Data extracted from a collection
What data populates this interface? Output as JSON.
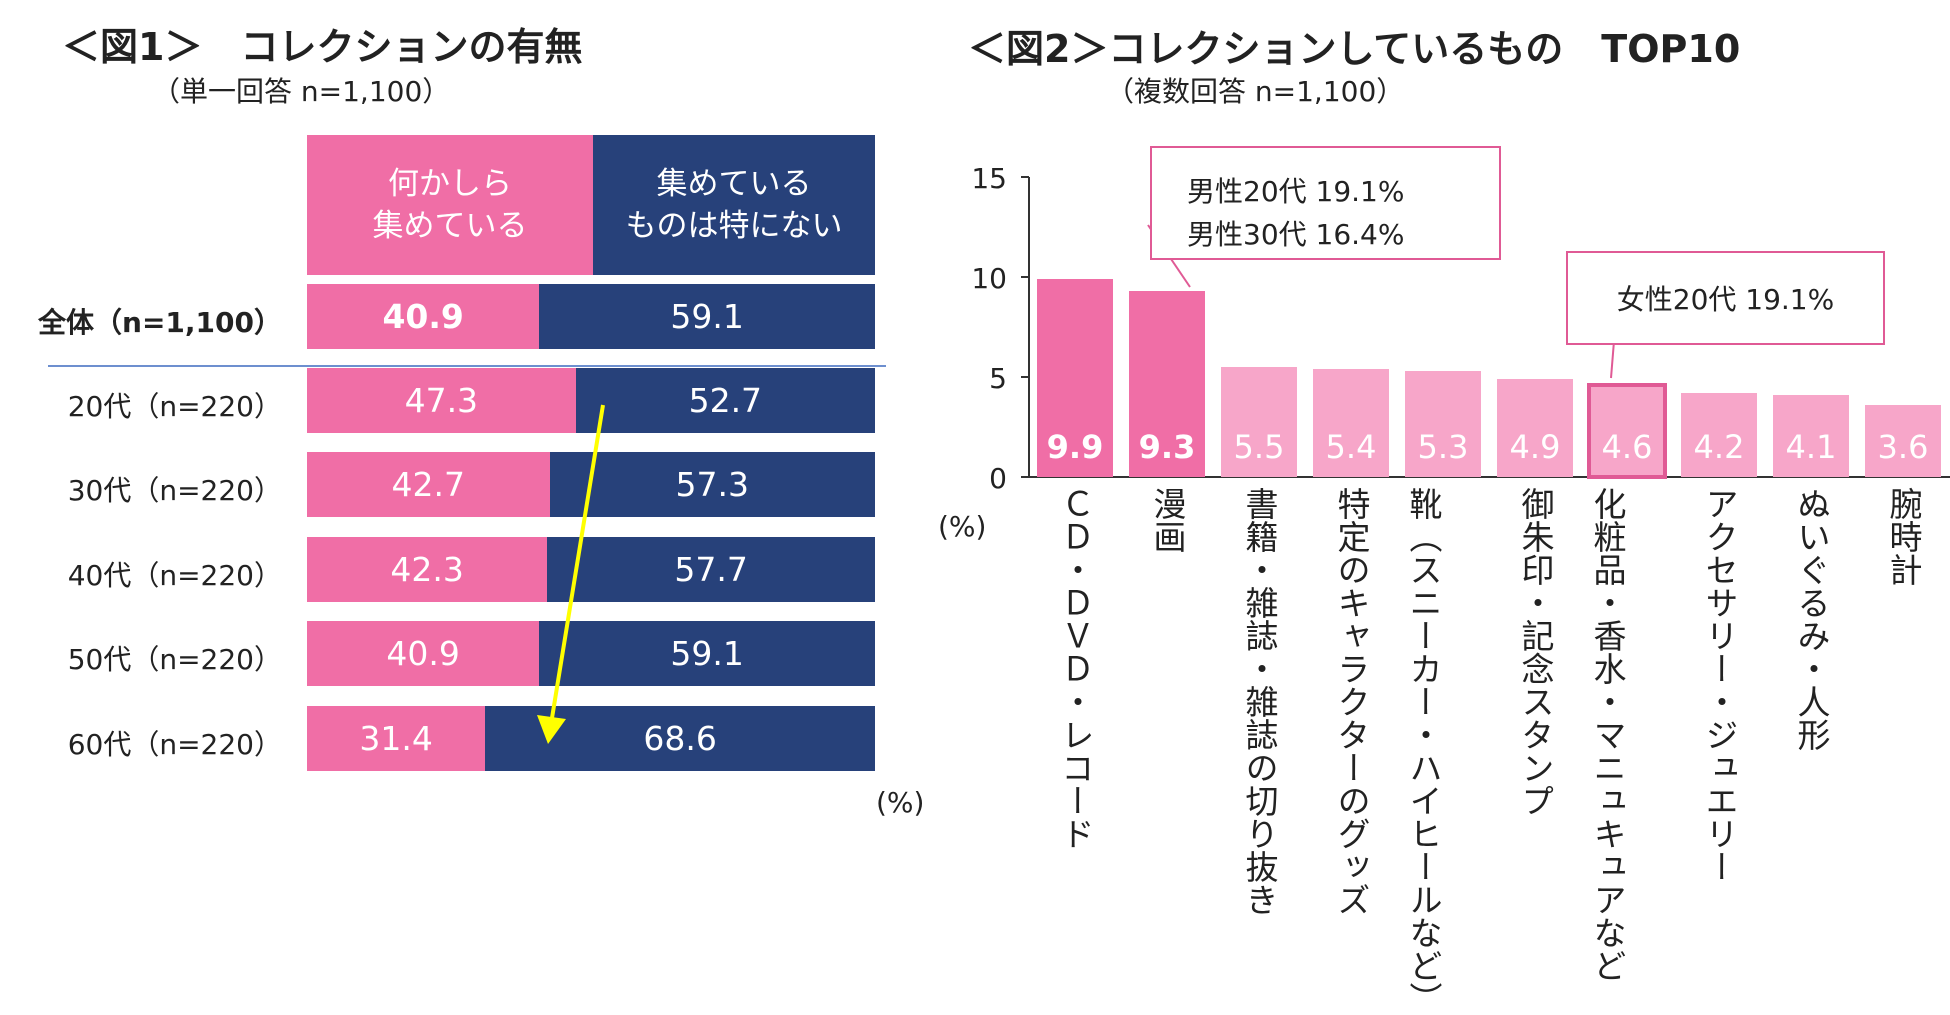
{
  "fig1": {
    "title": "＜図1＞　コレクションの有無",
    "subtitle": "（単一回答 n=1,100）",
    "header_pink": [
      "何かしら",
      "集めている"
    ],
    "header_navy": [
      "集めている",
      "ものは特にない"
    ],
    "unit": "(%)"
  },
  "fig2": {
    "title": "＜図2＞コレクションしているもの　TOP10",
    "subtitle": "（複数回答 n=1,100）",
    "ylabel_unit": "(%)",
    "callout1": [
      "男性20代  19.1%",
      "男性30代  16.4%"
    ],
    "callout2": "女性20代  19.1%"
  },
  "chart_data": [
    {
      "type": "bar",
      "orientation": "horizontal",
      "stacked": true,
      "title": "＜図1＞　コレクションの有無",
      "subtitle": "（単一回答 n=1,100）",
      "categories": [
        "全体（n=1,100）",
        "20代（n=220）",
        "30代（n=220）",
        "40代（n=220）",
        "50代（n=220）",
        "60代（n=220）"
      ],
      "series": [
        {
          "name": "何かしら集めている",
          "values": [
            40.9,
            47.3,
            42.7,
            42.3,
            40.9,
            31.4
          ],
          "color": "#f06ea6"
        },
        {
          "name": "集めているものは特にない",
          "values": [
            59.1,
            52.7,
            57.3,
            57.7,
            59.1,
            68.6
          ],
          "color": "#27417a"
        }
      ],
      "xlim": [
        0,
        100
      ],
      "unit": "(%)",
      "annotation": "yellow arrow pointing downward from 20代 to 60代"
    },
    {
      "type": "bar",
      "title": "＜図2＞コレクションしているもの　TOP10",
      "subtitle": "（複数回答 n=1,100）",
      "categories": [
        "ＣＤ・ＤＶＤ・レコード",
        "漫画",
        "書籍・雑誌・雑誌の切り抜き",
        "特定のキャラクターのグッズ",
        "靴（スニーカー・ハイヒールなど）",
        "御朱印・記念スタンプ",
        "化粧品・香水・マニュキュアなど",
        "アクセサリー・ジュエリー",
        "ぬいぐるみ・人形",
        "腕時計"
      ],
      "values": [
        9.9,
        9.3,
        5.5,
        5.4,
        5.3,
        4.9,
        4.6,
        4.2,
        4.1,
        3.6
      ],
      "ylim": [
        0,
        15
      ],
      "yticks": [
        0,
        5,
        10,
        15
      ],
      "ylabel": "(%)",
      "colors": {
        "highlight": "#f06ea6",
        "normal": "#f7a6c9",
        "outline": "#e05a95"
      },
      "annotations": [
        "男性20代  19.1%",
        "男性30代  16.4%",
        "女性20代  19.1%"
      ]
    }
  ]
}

--

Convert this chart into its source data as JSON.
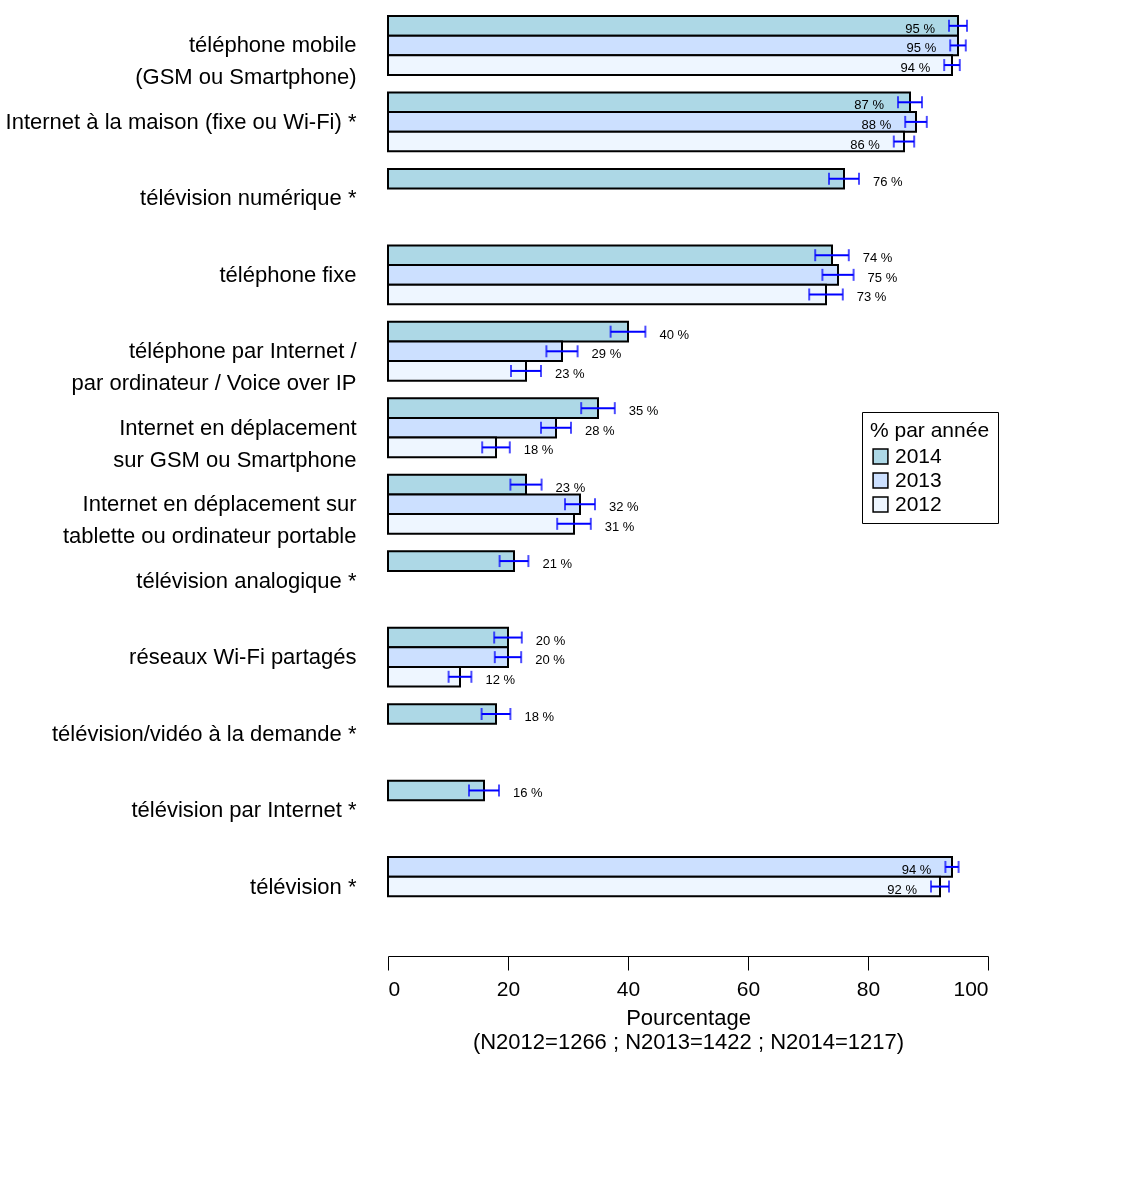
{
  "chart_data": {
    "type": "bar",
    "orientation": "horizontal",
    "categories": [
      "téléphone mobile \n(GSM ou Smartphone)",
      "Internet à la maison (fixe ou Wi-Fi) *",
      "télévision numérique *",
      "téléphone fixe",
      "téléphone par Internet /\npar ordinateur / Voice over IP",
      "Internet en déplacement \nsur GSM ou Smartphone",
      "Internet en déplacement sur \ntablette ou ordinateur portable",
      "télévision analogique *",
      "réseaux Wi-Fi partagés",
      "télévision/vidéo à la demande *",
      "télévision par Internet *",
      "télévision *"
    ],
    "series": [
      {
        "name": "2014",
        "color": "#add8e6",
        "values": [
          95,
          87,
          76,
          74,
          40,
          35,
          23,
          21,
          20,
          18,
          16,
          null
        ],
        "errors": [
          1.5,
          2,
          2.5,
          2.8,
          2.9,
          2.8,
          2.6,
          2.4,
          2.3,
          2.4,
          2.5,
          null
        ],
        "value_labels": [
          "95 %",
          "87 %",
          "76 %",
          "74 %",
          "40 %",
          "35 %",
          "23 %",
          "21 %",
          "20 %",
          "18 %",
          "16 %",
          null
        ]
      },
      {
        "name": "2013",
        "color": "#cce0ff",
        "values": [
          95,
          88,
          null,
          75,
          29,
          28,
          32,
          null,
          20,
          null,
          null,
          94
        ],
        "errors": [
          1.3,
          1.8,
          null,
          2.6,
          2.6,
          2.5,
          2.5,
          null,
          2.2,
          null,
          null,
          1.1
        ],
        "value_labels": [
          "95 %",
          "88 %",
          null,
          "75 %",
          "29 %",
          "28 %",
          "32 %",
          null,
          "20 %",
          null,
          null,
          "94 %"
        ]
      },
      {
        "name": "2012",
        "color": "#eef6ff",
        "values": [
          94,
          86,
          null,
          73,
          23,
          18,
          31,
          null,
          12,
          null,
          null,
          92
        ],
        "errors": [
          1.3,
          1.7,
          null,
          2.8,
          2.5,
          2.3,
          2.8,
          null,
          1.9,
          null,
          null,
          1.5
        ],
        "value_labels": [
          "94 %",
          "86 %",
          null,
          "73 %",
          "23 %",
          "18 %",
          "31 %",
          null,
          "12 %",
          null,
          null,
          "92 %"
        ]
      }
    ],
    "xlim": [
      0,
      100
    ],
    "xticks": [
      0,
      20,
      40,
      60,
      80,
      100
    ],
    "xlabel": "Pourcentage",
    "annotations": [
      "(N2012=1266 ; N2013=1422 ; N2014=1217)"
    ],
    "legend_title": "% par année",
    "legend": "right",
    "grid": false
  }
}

---

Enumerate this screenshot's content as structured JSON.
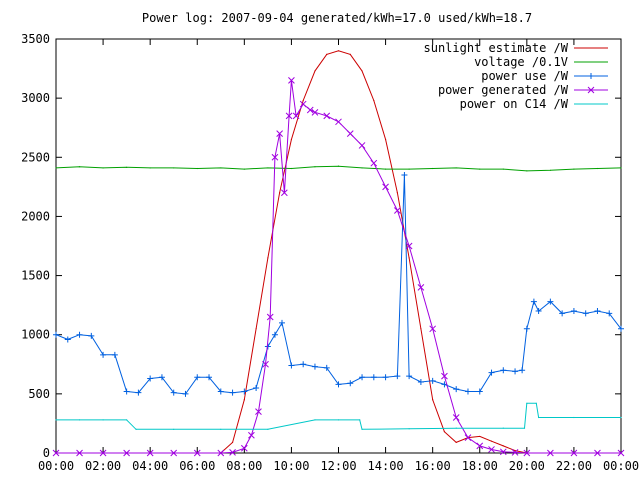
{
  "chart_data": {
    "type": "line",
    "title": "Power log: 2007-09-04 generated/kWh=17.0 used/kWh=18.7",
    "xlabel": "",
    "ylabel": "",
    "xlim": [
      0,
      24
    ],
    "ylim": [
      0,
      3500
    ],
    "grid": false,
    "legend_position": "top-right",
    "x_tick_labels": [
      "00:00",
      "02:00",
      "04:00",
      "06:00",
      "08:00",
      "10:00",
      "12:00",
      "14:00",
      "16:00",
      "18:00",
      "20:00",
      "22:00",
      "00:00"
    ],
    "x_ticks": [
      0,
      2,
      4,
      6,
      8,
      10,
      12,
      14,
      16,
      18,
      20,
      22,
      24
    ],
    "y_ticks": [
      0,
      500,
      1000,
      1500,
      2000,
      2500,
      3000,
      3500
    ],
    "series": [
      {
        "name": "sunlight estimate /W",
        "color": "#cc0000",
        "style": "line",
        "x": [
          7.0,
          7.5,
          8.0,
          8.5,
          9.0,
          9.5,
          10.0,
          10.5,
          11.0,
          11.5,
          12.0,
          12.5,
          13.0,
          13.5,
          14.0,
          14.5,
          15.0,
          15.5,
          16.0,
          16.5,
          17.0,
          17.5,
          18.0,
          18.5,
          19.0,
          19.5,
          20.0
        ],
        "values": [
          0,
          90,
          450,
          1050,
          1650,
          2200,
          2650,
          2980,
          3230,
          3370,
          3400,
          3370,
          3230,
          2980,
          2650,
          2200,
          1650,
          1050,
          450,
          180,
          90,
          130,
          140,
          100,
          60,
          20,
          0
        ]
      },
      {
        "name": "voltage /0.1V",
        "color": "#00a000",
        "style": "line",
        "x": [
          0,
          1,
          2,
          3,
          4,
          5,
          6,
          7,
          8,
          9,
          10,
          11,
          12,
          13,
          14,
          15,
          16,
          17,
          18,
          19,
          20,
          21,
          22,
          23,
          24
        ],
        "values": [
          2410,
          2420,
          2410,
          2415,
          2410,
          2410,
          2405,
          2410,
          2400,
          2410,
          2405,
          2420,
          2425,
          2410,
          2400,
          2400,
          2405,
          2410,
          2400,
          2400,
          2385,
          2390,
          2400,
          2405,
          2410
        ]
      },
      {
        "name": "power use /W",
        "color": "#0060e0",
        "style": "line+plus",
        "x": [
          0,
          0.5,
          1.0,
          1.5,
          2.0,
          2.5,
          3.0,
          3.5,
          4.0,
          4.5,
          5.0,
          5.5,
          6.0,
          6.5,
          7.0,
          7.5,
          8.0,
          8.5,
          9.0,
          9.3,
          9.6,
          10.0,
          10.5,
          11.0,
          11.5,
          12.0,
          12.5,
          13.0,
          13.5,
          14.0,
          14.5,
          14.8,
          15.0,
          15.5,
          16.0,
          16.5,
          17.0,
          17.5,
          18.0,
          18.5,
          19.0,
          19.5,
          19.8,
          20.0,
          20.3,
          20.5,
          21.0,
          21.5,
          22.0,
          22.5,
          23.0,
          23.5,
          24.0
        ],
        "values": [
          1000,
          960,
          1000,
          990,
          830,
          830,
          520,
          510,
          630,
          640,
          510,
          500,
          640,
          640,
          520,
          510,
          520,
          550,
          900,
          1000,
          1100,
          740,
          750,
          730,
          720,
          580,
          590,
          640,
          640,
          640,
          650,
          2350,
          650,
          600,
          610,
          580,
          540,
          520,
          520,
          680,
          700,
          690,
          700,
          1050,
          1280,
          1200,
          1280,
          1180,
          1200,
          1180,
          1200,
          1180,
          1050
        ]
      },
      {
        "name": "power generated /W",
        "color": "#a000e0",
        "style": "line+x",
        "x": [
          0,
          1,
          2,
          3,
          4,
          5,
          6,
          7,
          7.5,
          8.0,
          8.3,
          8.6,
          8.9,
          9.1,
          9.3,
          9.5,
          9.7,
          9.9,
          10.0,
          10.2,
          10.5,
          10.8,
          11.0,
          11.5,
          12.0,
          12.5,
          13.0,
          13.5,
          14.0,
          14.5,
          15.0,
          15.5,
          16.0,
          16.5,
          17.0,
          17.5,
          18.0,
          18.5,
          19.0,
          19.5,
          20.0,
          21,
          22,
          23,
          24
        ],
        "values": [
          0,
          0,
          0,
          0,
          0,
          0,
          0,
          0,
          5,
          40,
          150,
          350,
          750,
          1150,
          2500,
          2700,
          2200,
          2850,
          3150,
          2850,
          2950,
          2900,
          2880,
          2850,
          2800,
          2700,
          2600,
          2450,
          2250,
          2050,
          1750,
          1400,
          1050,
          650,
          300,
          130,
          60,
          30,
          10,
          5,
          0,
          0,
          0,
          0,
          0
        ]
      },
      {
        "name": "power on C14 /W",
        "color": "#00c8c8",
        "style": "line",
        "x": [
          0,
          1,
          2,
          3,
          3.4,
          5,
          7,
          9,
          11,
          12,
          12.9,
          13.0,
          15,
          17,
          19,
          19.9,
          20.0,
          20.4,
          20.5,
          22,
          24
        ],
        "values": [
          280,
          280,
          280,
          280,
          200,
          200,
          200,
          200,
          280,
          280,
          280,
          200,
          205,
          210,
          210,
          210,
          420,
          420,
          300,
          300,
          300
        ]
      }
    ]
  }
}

◆ **EXERCISE OBJECTIVE**: Collect the lines of the records that include the string "コレクションしているもの".

◆ **COMPLETE RESPONSE**:
    "title": "＜図2＞コレクションしているもの　TOP10",
      "title": "＜図2＞コレクションしているもの　TOP10",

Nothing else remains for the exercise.